<<<<

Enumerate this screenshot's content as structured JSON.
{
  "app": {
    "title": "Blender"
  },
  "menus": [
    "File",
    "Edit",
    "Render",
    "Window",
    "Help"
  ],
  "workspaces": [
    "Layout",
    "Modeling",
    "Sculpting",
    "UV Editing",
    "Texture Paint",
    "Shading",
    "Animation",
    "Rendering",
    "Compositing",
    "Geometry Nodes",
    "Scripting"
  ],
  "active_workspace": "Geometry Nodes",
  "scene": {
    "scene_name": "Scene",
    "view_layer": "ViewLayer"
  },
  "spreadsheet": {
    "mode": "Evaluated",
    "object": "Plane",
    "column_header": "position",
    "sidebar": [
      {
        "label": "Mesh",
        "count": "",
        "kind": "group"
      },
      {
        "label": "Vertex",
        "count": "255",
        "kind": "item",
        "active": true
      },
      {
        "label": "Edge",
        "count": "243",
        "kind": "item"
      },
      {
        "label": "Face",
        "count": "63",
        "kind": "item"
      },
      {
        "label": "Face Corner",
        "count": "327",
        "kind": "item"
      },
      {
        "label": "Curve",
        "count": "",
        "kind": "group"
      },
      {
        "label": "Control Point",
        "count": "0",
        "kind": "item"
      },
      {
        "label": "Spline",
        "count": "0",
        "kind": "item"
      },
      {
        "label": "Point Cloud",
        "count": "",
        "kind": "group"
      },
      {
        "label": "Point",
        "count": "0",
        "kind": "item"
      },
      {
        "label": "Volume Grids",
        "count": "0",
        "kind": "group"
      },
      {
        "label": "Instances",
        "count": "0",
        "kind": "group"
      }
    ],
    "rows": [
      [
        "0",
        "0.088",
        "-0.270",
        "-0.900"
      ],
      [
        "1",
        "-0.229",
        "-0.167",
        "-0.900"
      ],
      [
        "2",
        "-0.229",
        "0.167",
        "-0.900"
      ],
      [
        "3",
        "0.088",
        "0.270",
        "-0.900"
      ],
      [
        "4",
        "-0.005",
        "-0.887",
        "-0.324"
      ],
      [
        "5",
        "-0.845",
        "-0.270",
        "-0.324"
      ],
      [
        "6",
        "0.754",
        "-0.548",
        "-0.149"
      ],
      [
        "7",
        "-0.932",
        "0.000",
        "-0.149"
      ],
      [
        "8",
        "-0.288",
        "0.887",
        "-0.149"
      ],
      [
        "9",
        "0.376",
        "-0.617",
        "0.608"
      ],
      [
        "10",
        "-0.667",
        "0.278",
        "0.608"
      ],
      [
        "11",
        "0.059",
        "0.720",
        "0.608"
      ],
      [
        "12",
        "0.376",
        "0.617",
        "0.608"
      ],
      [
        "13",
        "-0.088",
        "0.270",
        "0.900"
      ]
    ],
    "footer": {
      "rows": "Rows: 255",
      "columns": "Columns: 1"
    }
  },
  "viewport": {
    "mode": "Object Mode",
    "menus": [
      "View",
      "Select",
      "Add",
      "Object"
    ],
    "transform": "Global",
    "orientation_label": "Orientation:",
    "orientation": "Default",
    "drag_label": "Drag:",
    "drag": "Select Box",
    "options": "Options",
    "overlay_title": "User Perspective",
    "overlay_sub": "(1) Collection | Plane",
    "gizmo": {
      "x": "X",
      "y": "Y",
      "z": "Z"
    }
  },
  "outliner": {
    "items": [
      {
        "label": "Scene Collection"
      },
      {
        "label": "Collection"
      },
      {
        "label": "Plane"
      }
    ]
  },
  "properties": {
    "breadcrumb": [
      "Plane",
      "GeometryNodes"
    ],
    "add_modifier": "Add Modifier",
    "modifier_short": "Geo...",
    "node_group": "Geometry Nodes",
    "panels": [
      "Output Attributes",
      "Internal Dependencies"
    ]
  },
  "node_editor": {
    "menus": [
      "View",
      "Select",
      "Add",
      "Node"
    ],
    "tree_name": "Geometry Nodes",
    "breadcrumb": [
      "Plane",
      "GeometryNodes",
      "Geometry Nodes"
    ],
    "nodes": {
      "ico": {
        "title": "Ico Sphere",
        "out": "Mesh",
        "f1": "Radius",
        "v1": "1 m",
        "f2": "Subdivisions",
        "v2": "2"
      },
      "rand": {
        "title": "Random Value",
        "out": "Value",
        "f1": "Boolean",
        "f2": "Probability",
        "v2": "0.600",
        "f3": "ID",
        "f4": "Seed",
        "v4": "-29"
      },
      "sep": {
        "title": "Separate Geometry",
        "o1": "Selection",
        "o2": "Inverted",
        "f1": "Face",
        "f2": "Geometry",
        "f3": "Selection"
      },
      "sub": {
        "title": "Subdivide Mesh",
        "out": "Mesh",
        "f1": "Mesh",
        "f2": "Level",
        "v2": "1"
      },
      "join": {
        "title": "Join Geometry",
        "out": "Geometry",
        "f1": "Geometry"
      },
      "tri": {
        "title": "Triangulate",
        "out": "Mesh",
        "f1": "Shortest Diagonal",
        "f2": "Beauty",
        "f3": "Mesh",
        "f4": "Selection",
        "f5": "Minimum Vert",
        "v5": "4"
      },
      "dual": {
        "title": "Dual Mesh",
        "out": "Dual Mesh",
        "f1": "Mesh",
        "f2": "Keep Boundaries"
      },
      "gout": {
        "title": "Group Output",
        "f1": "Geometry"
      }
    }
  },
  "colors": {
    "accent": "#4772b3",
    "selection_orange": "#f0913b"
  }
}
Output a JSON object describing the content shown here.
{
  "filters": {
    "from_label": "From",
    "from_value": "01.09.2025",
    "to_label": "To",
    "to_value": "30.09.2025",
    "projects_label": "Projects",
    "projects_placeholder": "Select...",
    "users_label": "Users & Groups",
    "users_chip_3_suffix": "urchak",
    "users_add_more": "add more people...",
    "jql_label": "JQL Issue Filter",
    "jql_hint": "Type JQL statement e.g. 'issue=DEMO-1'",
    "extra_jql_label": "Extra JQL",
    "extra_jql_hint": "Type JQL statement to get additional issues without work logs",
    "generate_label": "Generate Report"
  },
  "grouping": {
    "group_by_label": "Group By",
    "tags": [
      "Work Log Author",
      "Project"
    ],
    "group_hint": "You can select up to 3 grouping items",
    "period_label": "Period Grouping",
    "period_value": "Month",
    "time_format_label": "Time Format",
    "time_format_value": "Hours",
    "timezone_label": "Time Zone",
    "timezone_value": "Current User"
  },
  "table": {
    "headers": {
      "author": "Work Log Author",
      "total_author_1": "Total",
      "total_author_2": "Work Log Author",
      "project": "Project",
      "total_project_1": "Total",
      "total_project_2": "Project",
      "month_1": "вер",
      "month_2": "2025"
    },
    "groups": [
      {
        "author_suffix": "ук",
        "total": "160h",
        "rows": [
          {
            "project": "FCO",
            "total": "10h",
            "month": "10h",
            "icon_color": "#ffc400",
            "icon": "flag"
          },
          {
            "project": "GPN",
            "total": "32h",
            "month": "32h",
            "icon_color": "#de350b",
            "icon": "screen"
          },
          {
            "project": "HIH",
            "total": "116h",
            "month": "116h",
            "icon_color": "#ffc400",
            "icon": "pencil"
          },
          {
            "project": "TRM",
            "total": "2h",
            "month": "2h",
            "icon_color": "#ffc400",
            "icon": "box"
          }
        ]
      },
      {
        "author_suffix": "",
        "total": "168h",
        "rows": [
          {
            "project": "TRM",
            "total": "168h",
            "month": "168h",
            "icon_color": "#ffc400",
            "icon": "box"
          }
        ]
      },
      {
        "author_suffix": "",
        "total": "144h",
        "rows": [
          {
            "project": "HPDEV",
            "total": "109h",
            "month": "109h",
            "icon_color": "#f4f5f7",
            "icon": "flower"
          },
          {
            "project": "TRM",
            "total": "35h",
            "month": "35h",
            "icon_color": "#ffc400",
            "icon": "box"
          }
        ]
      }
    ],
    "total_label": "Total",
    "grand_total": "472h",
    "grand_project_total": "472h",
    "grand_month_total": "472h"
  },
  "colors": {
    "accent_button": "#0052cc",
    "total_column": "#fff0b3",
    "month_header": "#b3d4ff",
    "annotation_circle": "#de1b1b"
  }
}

>>>>

INSTRUCTIONS FOR THE TASK
Your task is to list each line of the records with the word "content".

SOLUTION FOR THIS PROBLEM
Enumerate this screenshot's content as structured JSON.
Output a JSON object describing the content shown here.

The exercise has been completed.